#### Entries
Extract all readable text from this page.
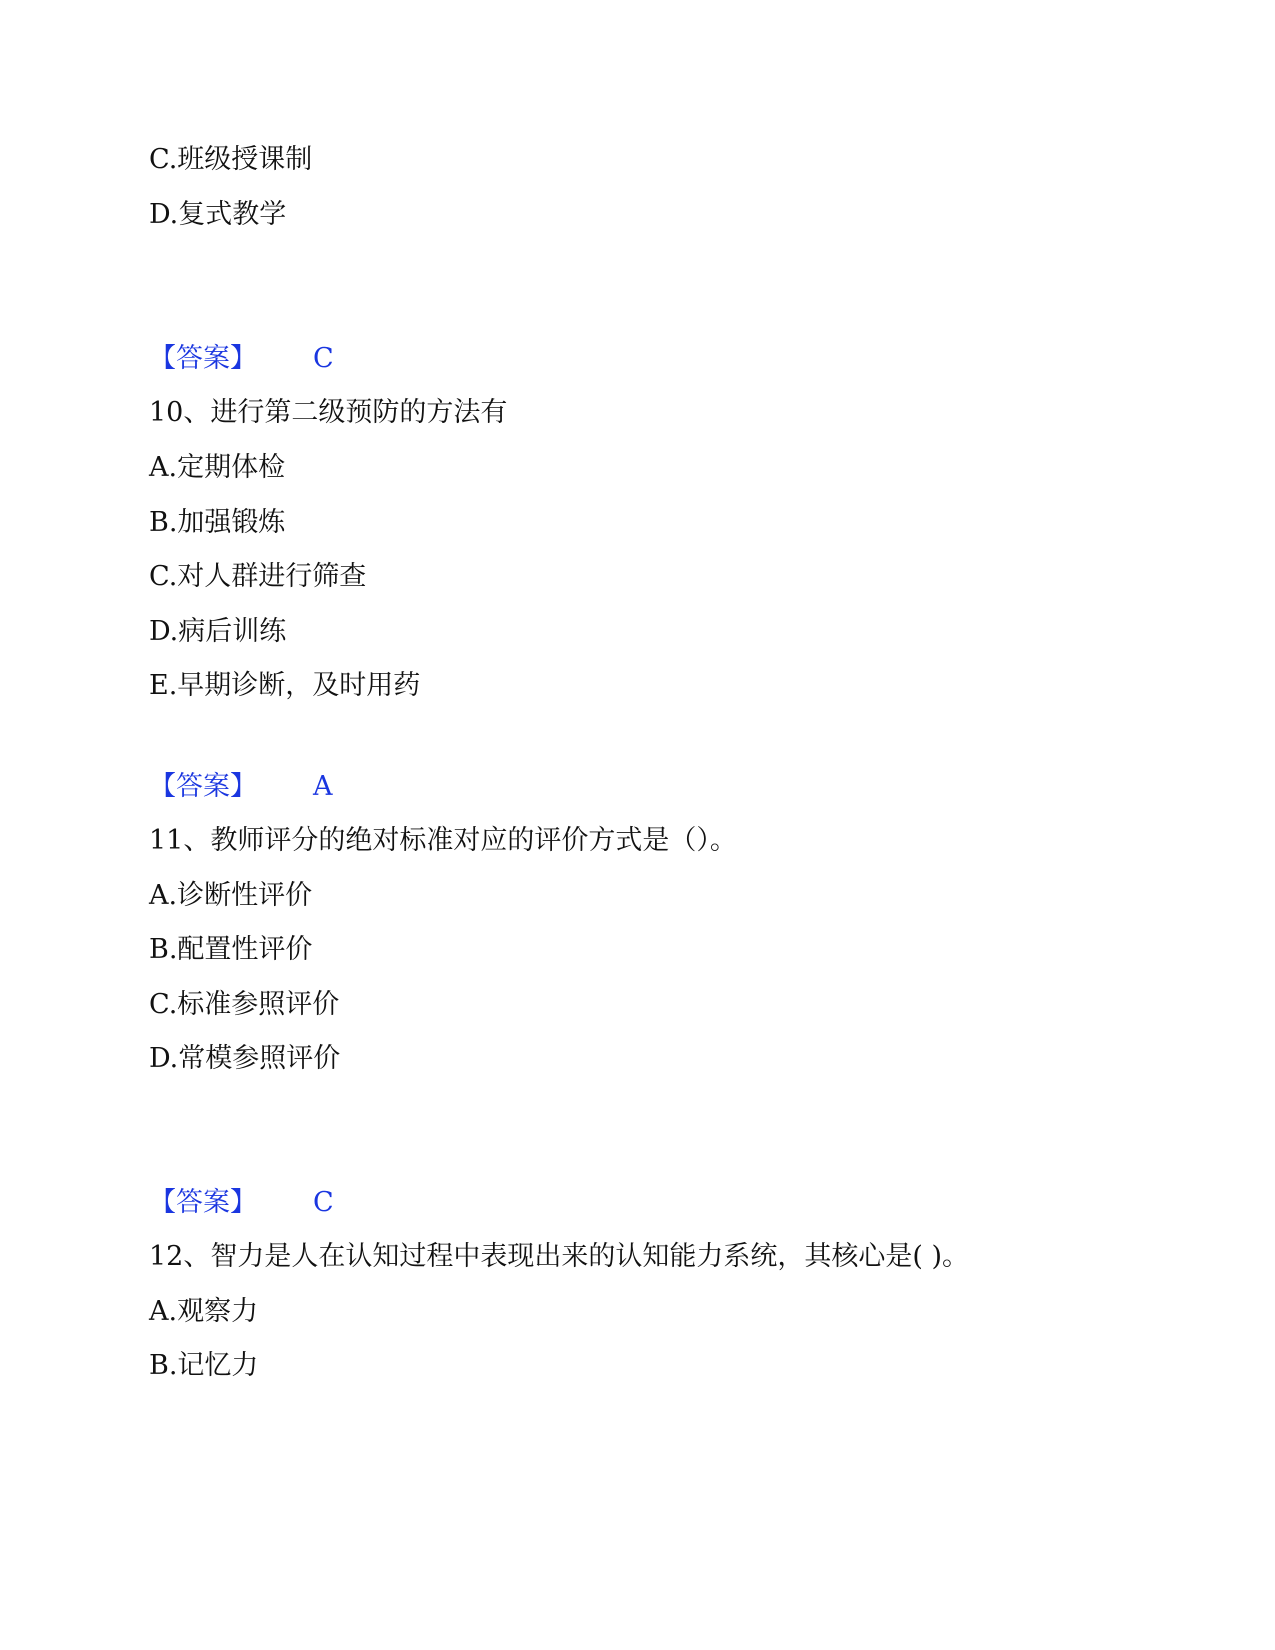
C.班级授课制
D.复式教学
【答案】 C
10、进行第二级预防的方法有
A.定期体检
B.加强锻炼
C.对人群进行筛查
D.病后训练
E.早期诊断，及时用药
【答案】 A
11、教师评分的绝对标准对应的评价方式是（）。
A.诊断性评价
B.配置性评价
C.标准参照评价
D.常模参照评价
【答案】 C
12、智力是人在认知过程中表现出来的认知能力系统，其核心是( )。
A.观察力
B.记忆力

#### Directions
Repeat the lines above exactly, and keep every picture out.

#### Exercise answer
Extract all readable text from this page.
C.班级授课制
D.复式教学
【答案】 C
10、进行第二级预防的方法有
A.定期体检
B.加强锻炼
C.对人群进行筛查
D.病后训练
E.早期诊断，及时用药
【答案】 A
11、教师评分的绝对标准对应的评价方式是（）。
A.诊断性评价
B.配置性评价
C.标准参照评价
D.常模参照评价
【答案】 C
12、智力是人在认知过程中表现出来的认知能力系统，其核心是( )。
A.观察力
B.记忆力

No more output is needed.